REQUIRED WORK
Copy the data below line for line, with no changes.
--*--
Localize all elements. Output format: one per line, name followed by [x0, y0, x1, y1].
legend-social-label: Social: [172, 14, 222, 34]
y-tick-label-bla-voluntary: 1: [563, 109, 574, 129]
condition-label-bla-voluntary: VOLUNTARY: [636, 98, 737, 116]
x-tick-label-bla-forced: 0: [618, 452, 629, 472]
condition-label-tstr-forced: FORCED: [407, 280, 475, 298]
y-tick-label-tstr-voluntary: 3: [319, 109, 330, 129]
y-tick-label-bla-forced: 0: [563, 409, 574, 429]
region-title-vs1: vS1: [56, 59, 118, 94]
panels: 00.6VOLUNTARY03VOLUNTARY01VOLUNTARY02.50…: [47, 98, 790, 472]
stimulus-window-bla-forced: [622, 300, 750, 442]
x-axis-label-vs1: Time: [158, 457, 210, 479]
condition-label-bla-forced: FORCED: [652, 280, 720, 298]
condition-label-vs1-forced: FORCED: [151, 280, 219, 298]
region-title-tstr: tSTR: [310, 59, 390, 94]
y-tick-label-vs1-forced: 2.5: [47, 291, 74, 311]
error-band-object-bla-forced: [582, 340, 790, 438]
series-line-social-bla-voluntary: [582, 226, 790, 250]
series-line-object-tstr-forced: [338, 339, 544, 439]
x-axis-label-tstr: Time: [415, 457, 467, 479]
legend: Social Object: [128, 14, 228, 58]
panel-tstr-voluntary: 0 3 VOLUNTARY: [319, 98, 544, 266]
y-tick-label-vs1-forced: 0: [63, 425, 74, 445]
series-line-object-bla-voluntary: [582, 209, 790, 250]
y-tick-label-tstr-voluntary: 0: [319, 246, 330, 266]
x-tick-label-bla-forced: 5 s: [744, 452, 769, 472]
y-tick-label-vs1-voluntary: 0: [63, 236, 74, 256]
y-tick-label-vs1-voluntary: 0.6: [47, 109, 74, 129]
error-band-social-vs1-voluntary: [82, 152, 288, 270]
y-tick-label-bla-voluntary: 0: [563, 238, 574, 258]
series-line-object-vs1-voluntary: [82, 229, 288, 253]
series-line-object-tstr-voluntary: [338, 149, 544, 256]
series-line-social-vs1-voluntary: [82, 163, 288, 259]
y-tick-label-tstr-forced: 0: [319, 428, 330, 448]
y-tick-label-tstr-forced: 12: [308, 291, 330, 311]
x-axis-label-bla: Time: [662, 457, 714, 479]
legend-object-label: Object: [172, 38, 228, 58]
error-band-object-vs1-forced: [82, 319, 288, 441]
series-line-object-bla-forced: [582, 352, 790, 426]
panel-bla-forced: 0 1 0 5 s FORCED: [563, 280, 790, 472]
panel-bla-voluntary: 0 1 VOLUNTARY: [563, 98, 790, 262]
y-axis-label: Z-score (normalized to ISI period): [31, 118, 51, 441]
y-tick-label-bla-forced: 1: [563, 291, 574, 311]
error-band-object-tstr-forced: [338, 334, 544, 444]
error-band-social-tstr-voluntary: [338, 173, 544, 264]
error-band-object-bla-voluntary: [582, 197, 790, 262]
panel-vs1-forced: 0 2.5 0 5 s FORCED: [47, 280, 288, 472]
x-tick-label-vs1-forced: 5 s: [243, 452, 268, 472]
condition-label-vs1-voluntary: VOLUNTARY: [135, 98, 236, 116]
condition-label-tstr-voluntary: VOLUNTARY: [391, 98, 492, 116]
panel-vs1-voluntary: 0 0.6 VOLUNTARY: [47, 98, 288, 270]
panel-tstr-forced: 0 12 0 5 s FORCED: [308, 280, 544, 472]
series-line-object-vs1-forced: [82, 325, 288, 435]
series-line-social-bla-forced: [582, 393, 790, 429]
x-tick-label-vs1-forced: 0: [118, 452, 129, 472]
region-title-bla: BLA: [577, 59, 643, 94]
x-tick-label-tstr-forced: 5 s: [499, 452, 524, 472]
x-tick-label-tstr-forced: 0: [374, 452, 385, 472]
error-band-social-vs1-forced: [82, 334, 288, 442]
--*--
EXERCISE RESPONSE
Localize all elements. Output format: one per line, name followed by [x0, y0, x1, y1].
legend-social-label: Social: [172, 14, 222, 34]
y-tick-label-bla-voluntary: 1: [563, 109, 574, 129]
condition-label-bla-voluntary: VOLUNTARY: [636, 98, 737, 116]
x-tick-label-bla-forced: 0: [618, 452, 629, 472]
condition-label-tstr-forced: FORCED: [407, 280, 475, 298]
y-tick-label-tstr-voluntary: 3: [319, 109, 330, 129]
y-tick-label-bla-forced: 0: [563, 409, 574, 429]
region-title-vs1: vS1: [56, 59, 118, 94]
panels: 00.6VOLUNTARY03VOLUNTARY01VOLUNTARY02.50…: [47, 98, 790, 472]
stimulus-window-bla-forced: [622, 300, 750, 442]
x-axis-label-vs1: Time: [158, 457, 210, 479]
condition-label-bla-forced: FORCED: [652, 280, 720, 298]
condition-label-vs1-forced: FORCED: [151, 280, 219, 298]
region-title-tstr: tSTR: [310, 59, 390, 94]
y-tick-label-vs1-forced: 2.5: [47, 291, 74, 311]
error-band-object-bla-forced: [582, 340, 790, 438]
series-line-social-bla-voluntary: [582, 226, 790, 250]
series-line-object-tstr-forced: [338, 339, 544, 439]
x-axis-label-tstr: Time: [415, 457, 467, 479]
legend: Social Object: [128, 14, 228, 58]
panel-tstr-voluntary: 0 3 VOLUNTARY: [319, 98, 544, 266]
y-tick-label-vs1-forced: 0: [63, 425, 74, 445]
series-line-object-bla-voluntary: [582, 209, 790, 250]
y-tick-label-tstr-voluntary: 0: [319, 246, 330, 266]
x-tick-label-bla-forced: 5 s: [744, 452, 769, 472]
y-tick-label-vs1-voluntary: 0: [63, 236, 74, 256]
y-tick-label-vs1-voluntary: 0.6: [47, 109, 74, 129]
error-band-social-vs1-voluntary: [82, 152, 288, 270]
y-tick-label-bla-voluntary: 0: [563, 238, 574, 258]
series-line-object-vs1-voluntary: [82, 229, 288, 253]
series-line-object-tstr-voluntary: [338, 149, 544, 256]
series-line-social-vs1-voluntary: [82, 163, 288, 259]
y-tick-label-tstr-forced: 0: [319, 428, 330, 448]
y-tick-label-tstr-forced: 12: [308, 291, 330, 311]
x-axis-label-bla: Time: [662, 457, 714, 479]
legend-object-label: Object: [172, 38, 228, 58]
error-band-object-vs1-forced: [82, 319, 288, 441]
series-line-object-bla-forced: [582, 352, 790, 426]
panel-bla-forced: 0 1 0 5 s FORCED: [563, 280, 790, 472]
panel-bla-voluntary: 0 1 VOLUNTARY: [563, 98, 790, 262]
y-axis-label: Z-score (normalized to ISI period): [31, 118, 51, 441]
y-tick-label-bla-forced: 1: [563, 291, 574, 311]
error-band-object-tstr-forced: [338, 334, 544, 444]
error-band-social-tstr-voluntary: [338, 173, 544, 264]
error-band-object-bla-voluntary: [582, 197, 790, 262]
panel-vs1-forced: 0 2.5 0 5 s FORCED: [47, 280, 288, 472]
x-tick-label-vs1-forced: 5 s: [243, 452, 268, 472]
condition-label-vs1-voluntary: VOLUNTARY: [135, 98, 236, 116]
condition-label-tstr-voluntary: VOLUNTARY: [391, 98, 492, 116]
panel-vs1-voluntary: 0 0.6 VOLUNTARY: [47, 98, 288, 270]
panel-tstr-forced: 0 12 0 5 s FORCED: [308, 280, 544, 472]
series-line-object-vs1-forced: [82, 325, 288, 435]
series-line-social-bla-forced: [582, 393, 790, 429]
x-tick-label-vs1-forced: 0: [118, 452, 129, 472]
region-title-bla: BLA: [577, 59, 643, 94]
x-tick-label-tstr-forced: 5 s: [499, 452, 524, 472]
x-tick-label-tstr-forced: 0: [374, 452, 385, 472]
error-band-social-vs1-forced: [82, 334, 288, 442]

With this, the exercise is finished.